━━━ Data shown

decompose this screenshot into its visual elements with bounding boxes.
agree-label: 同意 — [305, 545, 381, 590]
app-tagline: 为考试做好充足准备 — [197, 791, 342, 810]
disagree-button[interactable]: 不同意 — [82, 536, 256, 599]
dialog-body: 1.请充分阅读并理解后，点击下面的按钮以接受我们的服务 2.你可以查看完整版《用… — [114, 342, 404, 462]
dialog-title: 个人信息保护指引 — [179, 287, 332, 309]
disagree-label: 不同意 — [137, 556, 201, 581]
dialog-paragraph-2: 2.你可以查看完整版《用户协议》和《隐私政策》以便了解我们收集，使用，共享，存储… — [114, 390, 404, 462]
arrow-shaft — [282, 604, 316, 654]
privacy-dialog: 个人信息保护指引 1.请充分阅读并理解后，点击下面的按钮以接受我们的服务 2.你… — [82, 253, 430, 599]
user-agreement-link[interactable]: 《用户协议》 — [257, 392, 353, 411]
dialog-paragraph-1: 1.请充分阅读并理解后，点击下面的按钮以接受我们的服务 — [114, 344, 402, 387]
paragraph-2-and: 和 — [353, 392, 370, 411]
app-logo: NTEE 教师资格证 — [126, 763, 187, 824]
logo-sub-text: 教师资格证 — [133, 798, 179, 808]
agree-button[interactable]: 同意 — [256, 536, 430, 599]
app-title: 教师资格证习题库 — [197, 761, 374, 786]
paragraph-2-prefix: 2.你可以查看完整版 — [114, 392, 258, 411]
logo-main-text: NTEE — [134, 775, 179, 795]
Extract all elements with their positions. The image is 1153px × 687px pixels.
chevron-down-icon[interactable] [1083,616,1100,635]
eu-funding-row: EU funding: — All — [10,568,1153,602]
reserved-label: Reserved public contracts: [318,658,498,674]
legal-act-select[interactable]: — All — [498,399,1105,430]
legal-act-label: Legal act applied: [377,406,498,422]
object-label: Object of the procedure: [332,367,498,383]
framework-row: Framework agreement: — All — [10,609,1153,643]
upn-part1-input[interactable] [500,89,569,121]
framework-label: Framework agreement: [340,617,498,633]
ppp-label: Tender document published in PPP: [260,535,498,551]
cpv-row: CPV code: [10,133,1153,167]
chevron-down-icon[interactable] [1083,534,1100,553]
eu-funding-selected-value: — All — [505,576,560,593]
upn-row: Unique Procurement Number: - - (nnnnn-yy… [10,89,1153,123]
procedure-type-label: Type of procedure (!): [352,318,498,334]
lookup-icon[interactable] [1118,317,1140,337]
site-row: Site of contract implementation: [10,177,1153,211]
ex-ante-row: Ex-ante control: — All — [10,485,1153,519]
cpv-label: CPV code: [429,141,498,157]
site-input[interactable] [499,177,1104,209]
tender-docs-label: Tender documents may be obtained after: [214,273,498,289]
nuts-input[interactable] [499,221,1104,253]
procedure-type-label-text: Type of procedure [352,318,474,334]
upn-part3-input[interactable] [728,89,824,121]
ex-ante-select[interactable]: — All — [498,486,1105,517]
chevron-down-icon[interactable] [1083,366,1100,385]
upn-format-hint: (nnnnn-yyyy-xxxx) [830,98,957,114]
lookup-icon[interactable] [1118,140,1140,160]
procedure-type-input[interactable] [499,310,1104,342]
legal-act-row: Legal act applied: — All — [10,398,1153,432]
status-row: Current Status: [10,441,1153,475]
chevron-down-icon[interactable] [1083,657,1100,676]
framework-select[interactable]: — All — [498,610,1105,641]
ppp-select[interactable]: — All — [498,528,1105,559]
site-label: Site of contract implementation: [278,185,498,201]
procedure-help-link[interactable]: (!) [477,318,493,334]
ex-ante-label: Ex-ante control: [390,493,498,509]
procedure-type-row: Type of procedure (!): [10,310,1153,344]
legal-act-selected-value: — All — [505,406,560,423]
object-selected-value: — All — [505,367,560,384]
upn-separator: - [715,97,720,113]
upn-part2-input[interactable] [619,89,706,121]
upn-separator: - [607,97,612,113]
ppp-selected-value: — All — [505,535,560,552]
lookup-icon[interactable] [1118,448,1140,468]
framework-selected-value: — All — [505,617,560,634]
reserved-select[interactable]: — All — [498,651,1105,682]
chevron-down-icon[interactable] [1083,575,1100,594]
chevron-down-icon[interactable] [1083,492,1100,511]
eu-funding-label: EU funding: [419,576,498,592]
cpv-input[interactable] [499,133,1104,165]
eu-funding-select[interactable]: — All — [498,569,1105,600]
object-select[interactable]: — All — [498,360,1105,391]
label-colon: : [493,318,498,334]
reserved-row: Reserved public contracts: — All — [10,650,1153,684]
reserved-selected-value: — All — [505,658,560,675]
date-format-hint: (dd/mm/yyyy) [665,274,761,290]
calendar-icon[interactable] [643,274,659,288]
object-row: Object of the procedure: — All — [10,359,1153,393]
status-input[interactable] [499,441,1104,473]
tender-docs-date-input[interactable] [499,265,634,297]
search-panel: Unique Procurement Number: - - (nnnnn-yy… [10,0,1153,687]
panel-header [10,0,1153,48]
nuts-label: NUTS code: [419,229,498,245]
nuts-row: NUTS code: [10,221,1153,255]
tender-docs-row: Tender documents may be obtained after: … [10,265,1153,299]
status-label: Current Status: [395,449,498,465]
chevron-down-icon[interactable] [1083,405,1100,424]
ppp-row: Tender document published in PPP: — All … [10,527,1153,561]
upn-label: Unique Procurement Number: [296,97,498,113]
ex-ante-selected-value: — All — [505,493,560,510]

━━━━━━

- **Problem details**: Please reproduce the entire listing above line for line, with no changes.

- **The output**:
decompose this screenshot into its visual elements with bounding boxes.
agree-label: 同意 — [305, 545, 381, 590]
app-tagline: 为考试做好充足准备 — [197, 791, 342, 810]
disagree-button[interactable]: 不同意 — [82, 536, 256, 599]
dialog-body: 1.请充分阅读并理解后，点击下面的按钮以接受我们的服务 2.你可以查看完整版《用… — [114, 342, 404, 462]
dialog-title: 个人信息保护指引 — [179, 287, 332, 309]
disagree-label: 不同意 — [137, 556, 201, 581]
dialog-paragraph-2: 2.你可以查看完整版《用户协议》和《隐私政策》以便了解我们收集，使用，共享，存储… — [114, 390, 404, 462]
arrow-shaft — [282, 604, 316, 654]
privacy-dialog: 个人信息保护指引 1.请充分阅读并理解后，点击下面的按钮以接受我们的服务 2.你… — [82, 253, 430, 599]
user-agreement-link[interactable]: 《用户协议》 — [257, 392, 353, 411]
dialog-paragraph-1: 1.请充分阅读并理解后，点击下面的按钮以接受我们的服务 — [114, 344, 402, 387]
paragraph-2-and: 和 — [353, 392, 370, 411]
app-logo: NTEE 教师资格证 — [126, 763, 187, 824]
logo-sub-text: 教师资格证 — [133, 798, 179, 808]
agree-button[interactable]: 同意 — [256, 536, 430, 599]
app-title: 教师资格证习题库 — [197, 761, 374, 786]
paragraph-2-prefix: 2.你可以查看完整版 — [114, 392, 258, 411]
logo-main-text: NTEE — [134, 775, 179, 795]
Extract all elements with their positions. The image is 1153px × 687px pixels.
chevron-down-icon[interactable] [1083,616,1100,635]
eu-funding-row: EU funding: — All — [10,568,1153,602]
reserved-label: Reserved public contracts: [318,658,498,674]
legal-act-select[interactable]: — All — [498,399,1105,430]
legal-act-label: Legal act applied: [377,406,498,422]
object-label: Object of the procedure: [332,367,498,383]
framework-row: Framework agreement: — All — [10,609,1153,643]
upn-part1-input[interactable] [500,89,569,121]
framework-label: Framework agreement: [340,617,498,633]
ppp-label: Tender document published in PPP: [260,535,498,551]
cpv-row: CPV code: [10,133,1153,167]
chevron-down-icon[interactable] [1083,534,1100,553]
eu-funding-selected-value: — All — [505,576,560,593]
upn-row: Unique Procurement Number: - - (nnnnn-yy… [10,89,1153,123]
procedure-type-label: Type of procedure (!): [352,318,498,334]
lookup-icon[interactable] [1118,317,1140,337]
site-row: Site of contract implementation: [10,177,1153,211]
ex-ante-row: Ex-ante control: — All — [10,485,1153,519]
cpv-label: CPV code: [429,141,498,157]
site-input[interactable] [499,177,1104,209]
tender-docs-label: Tender documents may be obtained after: [214,273,498,289]
nuts-input[interactable] [499,221,1104,253]
procedure-type-label-text: Type of procedure [352,318,474,334]
upn-part3-input[interactable] [728,89,824,121]
ex-ante-select[interactable]: — All — [498,486,1105,517]
chevron-down-icon[interactable] [1083,366,1100,385]
upn-format-hint: (nnnnn-yyyy-xxxx) [830,98,957,114]
lookup-icon[interactable] [1118,140,1140,160]
procedure-type-input[interactable] [499,310,1104,342]
legal-act-row: Legal act applied: — All — [10,398,1153,432]
status-row: Current Status: [10,441,1153,475]
chevron-down-icon[interactable] [1083,657,1100,676]
framework-select[interactable]: — All — [498,610,1105,641]
ppp-select[interactable]: — All — [498,528,1105,559]
site-label: Site of contract implementation: [278,185,498,201]
procedure-help-link[interactable]: (!) [477,318,493,334]
ex-ante-label: Ex-ante control: [390,493,498,509]
procedure-type-row: Type of procedure (!): [10,310,1153,344]
legal-act-selected-value: — All — [505,406,560,423]
object-selected-value: — All — [505,367,560,384]
upn-separator: - [715,97,720,113]
upn-part2-input[interactable] [619,89,706,121]
upn-separator: - [607,97,612,113]
ppp-selected-value: — All — [505,535,560,552]
lookup-icon[interactable] [1118,448,1140,468]
framework-selected-value: — All — [505,617,560,634]
reserved-select[interactable]: — All — [498,651,1105,682]
chevron-down-icon[interactable] [1083,575,1100,594]
chevron-down-icon[interactable] [1083,492,1100,511]
eu-funding-label: EU funding: [419,576,498,592]
cpv-input[interactable] [499,133,1104,165]
eu-funding-select[interactable]: — All — [498,569,1105,600]
object-select[interactable]: — All — [498,360,1105,391]
label-colon: : [493,318,498,334]
reserved-row: Reserved public contracts: — All — [10,650,1153,684]
reserved-selected-value: — All — [505,658,560,675]
date-format-hint: (dd/mm/yyyy) [665,274,761,290]
calendar-icon[interactable] [643,274,659,288]
object-row: Object of the procedure: — All — [10,359,1153,393]
status-input[interactable] [499,441,1104,473]
tender-docs-date-input[interactable] [499,265,634,297]
search-panel: Unique Procurement Number: - - (nnnnn-yy… [10,0,1153,687]
panel-header [10,0,1153,48]
nuts-label: NUTS code: [419,229,498,245]
nuts-row: NUTS code: [10,221,1153,255]
tender-docs-row: Tender documents may be obtained after: … [10,265,1153,299]
status-label: Current Status: [395,449,498,465]
chevron-down-icon[interactable] [1083,405,1100,424]
ppp-row: Tender document published in PPP: — All … [10,527,1153,561]
upn-label: Unique Procurement Number: [296,97,498,113]
ex-ante-selected-value: — All — [505,493,560,510]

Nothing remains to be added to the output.